Problem requirements: Lift out each line of the data that holds "name".

Extracted information:
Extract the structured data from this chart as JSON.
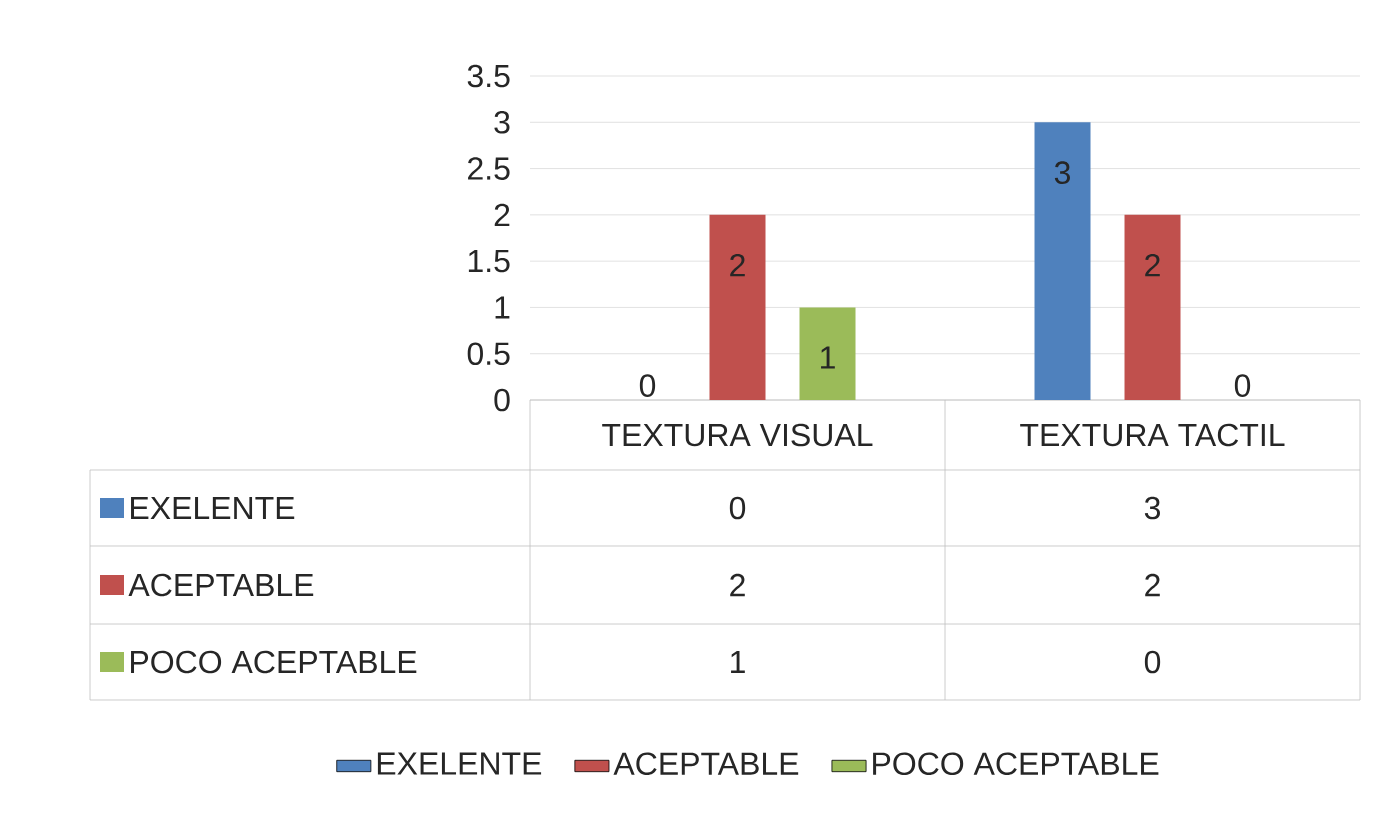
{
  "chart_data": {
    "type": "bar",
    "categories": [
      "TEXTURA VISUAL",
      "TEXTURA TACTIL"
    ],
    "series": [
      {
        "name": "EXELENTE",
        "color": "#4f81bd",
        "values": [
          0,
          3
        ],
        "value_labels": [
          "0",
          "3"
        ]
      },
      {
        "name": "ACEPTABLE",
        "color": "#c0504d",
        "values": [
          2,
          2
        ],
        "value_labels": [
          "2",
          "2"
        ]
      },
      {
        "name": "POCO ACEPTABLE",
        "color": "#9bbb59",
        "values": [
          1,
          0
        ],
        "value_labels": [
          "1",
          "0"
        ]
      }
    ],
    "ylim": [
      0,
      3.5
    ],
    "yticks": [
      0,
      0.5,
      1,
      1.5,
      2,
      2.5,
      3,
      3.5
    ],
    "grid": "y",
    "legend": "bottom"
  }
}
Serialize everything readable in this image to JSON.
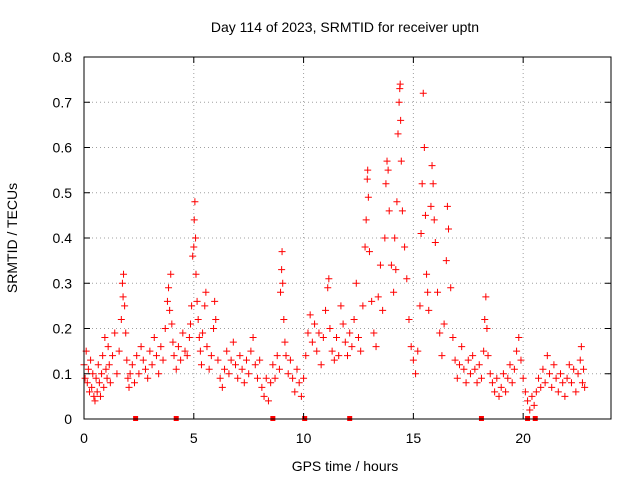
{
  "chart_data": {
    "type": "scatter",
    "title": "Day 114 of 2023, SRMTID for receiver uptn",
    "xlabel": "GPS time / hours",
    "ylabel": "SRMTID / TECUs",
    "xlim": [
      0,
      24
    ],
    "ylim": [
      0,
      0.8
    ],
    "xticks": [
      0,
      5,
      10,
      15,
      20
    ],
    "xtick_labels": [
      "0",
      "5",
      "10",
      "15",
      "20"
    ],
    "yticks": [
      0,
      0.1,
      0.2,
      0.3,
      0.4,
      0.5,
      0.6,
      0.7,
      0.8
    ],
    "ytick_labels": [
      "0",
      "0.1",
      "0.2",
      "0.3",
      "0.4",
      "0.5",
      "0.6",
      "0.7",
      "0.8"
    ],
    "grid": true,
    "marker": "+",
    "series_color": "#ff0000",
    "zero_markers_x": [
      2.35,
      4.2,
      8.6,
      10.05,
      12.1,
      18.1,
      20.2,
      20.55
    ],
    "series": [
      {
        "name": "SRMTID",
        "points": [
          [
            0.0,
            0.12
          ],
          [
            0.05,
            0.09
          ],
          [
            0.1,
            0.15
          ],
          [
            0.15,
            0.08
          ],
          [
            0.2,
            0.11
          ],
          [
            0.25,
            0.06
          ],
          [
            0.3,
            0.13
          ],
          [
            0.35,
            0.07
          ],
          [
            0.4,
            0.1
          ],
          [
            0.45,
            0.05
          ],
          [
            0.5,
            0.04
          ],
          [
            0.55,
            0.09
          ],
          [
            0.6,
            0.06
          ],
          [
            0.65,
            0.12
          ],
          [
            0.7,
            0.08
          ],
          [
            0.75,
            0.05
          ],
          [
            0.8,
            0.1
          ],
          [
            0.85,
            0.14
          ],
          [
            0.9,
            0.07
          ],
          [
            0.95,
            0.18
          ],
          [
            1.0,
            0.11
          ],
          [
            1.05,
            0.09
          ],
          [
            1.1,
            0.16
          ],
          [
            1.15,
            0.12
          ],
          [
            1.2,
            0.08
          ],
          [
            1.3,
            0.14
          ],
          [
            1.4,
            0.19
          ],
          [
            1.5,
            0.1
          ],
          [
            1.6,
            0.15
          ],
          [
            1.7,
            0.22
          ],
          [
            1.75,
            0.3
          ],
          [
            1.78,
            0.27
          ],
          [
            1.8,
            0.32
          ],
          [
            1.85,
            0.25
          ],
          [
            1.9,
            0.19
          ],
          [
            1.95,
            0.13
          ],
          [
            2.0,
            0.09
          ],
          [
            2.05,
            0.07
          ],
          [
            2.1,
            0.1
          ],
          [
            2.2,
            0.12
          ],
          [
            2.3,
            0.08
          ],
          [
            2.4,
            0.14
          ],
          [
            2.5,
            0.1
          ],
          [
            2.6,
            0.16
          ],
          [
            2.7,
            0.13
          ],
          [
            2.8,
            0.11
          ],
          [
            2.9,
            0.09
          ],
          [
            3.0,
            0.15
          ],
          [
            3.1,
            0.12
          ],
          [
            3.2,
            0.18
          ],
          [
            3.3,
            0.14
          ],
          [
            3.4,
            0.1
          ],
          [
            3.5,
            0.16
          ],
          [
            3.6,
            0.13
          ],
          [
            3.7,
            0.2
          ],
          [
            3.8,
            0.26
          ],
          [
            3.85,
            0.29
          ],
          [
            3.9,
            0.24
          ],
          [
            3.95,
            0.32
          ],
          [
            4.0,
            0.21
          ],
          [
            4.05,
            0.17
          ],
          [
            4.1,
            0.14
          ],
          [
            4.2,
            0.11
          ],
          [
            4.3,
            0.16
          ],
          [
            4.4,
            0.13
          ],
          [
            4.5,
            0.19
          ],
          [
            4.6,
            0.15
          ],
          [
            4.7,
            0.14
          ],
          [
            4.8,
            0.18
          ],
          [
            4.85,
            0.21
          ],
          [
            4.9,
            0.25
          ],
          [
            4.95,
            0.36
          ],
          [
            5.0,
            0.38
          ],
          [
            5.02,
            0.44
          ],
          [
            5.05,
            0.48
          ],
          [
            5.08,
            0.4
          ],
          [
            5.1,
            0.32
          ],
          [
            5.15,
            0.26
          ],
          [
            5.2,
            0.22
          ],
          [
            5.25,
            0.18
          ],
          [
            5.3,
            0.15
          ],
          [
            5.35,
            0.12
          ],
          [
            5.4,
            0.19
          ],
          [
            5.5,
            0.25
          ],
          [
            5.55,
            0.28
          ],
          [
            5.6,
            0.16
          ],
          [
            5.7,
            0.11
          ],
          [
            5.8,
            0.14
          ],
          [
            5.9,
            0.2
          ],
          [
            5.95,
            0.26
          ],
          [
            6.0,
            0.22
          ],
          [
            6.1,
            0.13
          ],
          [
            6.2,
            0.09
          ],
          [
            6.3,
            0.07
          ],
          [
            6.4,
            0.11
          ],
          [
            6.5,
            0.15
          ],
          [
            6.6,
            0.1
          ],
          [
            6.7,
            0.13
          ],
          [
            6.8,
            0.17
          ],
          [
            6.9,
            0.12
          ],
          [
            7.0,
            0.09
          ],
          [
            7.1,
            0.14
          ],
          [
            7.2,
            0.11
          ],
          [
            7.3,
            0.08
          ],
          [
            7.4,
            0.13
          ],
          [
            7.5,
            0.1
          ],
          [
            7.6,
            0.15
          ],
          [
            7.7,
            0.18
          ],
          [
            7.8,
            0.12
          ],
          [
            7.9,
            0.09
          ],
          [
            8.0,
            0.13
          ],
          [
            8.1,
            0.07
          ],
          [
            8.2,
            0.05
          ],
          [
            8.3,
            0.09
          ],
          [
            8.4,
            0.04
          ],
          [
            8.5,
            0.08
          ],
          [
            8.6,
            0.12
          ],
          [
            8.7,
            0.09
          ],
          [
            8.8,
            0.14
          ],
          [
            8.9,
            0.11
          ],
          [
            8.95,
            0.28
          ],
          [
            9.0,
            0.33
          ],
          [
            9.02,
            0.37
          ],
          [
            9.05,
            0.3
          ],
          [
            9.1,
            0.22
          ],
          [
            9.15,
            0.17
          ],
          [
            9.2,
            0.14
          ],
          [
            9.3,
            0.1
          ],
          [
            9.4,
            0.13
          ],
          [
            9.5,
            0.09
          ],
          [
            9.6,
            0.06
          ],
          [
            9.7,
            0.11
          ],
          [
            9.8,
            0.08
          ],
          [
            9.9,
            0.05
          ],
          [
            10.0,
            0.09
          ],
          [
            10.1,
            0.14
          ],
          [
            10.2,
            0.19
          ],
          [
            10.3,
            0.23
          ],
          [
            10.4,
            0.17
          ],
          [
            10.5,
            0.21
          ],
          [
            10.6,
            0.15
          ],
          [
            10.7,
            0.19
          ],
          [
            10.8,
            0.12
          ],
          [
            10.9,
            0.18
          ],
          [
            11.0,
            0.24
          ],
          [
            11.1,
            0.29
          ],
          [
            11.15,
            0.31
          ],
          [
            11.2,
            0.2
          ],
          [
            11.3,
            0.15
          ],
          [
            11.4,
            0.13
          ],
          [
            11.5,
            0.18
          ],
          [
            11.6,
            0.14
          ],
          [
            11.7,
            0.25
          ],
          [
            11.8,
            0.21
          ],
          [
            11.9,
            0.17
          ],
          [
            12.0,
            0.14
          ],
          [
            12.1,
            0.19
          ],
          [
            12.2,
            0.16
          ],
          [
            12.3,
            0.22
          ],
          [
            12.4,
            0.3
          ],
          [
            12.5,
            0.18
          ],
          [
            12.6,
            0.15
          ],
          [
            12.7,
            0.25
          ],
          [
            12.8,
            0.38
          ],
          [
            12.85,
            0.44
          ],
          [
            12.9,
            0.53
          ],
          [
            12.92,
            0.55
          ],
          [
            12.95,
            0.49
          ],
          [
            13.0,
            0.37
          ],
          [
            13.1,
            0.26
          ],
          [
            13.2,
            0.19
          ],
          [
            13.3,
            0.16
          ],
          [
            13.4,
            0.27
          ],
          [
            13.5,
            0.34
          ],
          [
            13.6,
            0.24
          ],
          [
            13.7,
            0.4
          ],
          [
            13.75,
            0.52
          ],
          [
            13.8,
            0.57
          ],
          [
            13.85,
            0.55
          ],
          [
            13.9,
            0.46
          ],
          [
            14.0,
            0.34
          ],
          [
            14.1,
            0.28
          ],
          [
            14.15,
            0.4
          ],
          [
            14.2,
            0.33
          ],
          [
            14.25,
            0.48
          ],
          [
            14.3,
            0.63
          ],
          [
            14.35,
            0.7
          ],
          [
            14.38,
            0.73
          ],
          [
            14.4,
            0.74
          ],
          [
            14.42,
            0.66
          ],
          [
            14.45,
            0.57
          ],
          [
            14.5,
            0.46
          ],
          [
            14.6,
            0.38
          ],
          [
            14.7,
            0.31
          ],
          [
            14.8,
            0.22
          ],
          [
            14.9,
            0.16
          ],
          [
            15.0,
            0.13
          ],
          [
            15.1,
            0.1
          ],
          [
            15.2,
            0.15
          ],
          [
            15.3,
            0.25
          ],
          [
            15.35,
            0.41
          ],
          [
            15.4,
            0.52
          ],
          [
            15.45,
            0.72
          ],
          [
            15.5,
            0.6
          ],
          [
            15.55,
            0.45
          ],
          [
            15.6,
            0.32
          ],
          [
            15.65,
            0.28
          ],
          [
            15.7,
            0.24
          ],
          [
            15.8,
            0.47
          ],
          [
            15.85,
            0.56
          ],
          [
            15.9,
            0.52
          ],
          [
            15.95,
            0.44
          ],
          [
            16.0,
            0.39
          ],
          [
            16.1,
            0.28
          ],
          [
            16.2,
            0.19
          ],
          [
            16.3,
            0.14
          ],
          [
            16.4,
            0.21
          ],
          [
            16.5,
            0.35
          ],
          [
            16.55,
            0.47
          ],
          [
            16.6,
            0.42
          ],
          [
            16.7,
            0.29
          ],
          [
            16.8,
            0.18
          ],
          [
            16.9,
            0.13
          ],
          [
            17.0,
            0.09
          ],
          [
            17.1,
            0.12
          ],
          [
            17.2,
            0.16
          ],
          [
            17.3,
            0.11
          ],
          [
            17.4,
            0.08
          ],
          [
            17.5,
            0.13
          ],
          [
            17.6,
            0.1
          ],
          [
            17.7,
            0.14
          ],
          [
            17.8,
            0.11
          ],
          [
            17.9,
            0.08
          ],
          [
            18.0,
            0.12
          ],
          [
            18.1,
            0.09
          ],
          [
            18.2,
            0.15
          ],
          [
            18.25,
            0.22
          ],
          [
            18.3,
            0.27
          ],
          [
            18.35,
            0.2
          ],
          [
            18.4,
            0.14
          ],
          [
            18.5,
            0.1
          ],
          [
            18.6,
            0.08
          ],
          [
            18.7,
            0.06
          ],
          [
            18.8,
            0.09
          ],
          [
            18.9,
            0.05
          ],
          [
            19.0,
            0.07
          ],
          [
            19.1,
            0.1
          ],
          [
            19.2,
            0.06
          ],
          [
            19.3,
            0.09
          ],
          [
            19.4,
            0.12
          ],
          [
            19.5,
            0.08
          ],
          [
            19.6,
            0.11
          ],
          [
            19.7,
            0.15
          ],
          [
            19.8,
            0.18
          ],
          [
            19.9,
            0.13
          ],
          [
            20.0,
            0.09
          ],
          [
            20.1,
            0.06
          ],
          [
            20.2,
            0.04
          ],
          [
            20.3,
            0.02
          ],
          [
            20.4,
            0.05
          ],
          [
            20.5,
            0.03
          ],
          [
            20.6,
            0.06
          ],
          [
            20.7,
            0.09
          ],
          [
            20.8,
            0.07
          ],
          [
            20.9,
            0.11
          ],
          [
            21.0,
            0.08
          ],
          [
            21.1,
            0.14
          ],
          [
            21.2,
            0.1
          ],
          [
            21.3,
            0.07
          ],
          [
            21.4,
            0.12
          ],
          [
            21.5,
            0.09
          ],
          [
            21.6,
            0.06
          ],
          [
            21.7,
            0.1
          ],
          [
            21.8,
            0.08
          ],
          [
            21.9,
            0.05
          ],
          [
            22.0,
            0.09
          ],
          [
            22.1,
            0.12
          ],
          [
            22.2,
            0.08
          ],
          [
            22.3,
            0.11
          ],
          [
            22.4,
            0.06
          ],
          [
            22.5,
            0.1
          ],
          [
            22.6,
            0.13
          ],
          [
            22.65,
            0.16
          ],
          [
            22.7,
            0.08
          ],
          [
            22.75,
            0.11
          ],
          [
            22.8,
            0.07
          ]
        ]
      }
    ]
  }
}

Response to the task:
        "name": "EXELENTE",
        "name": "ACEPTABLE",
        "name": "POCO ACEPTABLE",
        "name": "SRMTID",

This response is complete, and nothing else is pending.